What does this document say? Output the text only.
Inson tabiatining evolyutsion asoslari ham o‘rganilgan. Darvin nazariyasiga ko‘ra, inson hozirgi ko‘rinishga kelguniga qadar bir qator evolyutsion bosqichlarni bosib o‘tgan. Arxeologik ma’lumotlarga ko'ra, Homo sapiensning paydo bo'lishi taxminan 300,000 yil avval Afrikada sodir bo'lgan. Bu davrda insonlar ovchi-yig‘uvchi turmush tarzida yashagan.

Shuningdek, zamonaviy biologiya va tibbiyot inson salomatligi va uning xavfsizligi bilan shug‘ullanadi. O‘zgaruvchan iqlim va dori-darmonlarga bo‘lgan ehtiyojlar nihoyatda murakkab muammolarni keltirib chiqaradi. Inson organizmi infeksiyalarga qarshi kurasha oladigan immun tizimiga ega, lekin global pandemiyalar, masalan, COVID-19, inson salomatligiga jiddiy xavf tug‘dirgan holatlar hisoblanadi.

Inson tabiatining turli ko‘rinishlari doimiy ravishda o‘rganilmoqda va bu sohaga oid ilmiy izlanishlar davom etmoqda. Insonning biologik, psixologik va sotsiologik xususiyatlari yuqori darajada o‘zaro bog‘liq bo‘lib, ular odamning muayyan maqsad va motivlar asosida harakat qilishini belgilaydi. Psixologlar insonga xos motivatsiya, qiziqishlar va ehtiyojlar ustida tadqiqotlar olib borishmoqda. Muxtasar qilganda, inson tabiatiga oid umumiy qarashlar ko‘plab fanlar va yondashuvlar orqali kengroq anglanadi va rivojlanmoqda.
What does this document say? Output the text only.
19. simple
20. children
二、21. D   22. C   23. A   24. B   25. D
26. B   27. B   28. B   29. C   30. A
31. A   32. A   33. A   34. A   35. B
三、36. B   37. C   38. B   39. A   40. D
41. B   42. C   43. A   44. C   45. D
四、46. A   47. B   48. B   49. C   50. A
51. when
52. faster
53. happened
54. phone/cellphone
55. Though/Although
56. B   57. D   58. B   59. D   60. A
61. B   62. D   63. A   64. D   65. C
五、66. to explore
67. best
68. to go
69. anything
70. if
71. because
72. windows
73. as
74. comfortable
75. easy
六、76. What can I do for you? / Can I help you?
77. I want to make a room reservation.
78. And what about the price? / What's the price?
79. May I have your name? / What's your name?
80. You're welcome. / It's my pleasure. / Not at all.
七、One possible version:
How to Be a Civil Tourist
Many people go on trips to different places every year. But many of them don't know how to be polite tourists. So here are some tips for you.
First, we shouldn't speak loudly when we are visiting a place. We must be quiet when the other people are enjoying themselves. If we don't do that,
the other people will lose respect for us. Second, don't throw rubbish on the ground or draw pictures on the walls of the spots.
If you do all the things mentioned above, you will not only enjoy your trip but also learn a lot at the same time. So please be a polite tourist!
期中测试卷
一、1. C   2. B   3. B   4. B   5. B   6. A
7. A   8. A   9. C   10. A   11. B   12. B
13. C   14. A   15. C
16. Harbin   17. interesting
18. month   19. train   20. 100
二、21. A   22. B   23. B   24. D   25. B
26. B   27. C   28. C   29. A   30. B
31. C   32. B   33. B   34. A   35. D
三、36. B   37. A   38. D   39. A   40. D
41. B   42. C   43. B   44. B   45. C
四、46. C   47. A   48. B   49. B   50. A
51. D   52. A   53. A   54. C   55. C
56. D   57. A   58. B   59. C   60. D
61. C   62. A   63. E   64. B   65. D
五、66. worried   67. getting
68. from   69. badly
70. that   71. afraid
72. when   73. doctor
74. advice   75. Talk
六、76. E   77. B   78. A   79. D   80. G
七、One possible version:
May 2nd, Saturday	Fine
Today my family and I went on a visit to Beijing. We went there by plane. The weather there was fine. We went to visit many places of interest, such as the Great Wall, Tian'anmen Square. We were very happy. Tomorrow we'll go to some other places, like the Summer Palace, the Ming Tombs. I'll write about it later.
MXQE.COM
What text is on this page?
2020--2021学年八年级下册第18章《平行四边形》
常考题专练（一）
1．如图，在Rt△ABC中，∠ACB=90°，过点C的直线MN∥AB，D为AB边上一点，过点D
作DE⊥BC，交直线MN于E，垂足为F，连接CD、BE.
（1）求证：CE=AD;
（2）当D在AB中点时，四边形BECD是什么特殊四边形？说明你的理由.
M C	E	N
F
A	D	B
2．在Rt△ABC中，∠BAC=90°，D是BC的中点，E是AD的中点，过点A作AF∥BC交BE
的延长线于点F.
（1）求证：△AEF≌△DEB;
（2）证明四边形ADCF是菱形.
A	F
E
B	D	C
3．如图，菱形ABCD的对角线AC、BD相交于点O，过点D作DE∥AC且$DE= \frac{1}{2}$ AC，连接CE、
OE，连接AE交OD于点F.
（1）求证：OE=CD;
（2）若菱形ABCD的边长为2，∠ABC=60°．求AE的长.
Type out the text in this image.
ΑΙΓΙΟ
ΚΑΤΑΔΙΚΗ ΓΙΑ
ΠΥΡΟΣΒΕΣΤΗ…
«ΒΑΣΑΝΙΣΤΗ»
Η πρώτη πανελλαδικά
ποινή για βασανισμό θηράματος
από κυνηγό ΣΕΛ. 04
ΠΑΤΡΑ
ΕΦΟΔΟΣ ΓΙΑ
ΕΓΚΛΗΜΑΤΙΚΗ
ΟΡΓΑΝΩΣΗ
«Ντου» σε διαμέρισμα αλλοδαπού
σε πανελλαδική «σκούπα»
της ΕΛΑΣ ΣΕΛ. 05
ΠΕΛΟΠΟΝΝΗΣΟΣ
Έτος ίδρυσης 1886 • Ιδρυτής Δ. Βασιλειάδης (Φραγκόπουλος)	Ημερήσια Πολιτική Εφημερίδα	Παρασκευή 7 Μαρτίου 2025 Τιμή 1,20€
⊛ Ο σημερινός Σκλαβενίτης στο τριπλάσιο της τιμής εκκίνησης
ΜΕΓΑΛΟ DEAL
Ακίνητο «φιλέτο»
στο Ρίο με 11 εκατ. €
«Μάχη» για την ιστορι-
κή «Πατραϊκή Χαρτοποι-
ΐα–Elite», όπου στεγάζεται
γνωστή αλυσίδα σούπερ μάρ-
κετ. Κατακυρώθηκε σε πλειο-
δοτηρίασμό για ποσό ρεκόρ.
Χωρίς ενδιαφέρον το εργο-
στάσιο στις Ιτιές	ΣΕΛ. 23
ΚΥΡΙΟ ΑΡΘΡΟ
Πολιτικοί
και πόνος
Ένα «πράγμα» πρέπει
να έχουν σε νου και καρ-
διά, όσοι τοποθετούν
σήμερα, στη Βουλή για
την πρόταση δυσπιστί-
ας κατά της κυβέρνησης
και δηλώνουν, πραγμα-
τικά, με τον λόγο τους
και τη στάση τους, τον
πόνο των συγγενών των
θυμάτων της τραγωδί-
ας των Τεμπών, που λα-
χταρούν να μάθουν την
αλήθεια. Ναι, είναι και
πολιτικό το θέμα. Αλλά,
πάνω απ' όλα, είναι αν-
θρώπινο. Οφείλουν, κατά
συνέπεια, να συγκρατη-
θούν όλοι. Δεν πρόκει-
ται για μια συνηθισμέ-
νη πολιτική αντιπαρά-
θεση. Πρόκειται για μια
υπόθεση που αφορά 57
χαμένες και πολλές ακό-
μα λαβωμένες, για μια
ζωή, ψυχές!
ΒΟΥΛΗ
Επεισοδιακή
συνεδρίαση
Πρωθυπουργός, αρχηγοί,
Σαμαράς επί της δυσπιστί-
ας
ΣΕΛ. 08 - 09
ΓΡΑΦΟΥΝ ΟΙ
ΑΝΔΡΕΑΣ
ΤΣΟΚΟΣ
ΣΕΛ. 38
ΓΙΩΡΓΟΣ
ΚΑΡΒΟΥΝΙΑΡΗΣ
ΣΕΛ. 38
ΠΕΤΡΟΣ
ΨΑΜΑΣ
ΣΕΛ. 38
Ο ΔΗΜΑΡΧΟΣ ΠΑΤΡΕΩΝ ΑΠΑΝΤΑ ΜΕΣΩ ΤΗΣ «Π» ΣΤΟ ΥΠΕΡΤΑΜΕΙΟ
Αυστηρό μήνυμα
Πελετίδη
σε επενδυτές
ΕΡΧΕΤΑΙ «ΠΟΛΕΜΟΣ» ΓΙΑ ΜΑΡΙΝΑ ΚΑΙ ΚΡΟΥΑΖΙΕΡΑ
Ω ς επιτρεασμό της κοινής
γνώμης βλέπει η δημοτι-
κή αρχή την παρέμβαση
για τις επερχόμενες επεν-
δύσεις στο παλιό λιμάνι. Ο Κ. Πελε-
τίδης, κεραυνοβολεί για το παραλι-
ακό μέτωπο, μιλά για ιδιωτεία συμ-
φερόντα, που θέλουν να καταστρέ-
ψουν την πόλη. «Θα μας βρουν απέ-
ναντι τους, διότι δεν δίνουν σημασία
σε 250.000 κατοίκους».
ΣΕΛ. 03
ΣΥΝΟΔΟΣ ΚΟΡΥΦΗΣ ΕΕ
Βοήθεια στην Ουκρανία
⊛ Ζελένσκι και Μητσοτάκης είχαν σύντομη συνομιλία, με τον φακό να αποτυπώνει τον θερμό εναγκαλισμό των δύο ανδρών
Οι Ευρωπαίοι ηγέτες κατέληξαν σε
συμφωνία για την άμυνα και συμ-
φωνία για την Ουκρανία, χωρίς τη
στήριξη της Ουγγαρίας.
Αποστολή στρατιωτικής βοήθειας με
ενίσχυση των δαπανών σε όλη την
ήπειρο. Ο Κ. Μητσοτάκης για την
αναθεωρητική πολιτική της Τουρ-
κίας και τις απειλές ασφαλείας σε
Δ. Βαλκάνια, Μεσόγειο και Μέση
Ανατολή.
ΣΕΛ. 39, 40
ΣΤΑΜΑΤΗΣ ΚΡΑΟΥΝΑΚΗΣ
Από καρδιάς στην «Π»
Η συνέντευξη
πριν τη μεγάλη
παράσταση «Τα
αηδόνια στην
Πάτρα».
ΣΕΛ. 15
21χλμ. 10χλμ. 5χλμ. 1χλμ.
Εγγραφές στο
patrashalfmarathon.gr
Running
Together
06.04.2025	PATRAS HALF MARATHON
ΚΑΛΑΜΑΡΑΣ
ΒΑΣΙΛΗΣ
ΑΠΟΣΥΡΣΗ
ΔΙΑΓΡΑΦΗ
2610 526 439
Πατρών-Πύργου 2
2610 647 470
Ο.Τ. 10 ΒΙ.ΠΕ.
####
Select the lines that carry the string "ehtiyojlar" and copy them.

Shuningdek, zamonaviy biologiya va tibbiyot inson salomatligi va uning xavfsizligi bilan shug‘ullanadi. O‘zgaruvchan iqlim va dori-darmonlarga bo‘lgan ehtiyojlar nihoyatda murakkab muammolarni keltirib chiqaradi. Inson organizmi infeksiyalarga qarshi kurasha oladigan immun tizimiga ega, lekin global pandemiyalar, masalan, COVID-19, inson salomatligiga jiddiy xavf tug‘dirgan holatlar hisoblanadi.
Inson tabiatining turli ko‘rinishlari doimiy ravishda o‘rganilmoqda va bu sohaga oid ilmiy izlanishlar davom etmoqda. Insonning biologik, psixologik va sotsiologik xususiyatlari yuqori darajada o‘zaro bog‘liq bo‘lib, ular odamning muayyan maqsad va motivlar asosida harakat qilishini belgilaydi. Psixologlar insonga xos motivatsiya, qiziqishlar va ehtiyojlar ustida tadqiqotlar olib borishmoqda. Muxtasar qilganda, inson tabiatiga oid umumiy qarashlar ko‘plab fanlar va yondashuvlar orqali kengroq anglanadi va rivojlanmoqda.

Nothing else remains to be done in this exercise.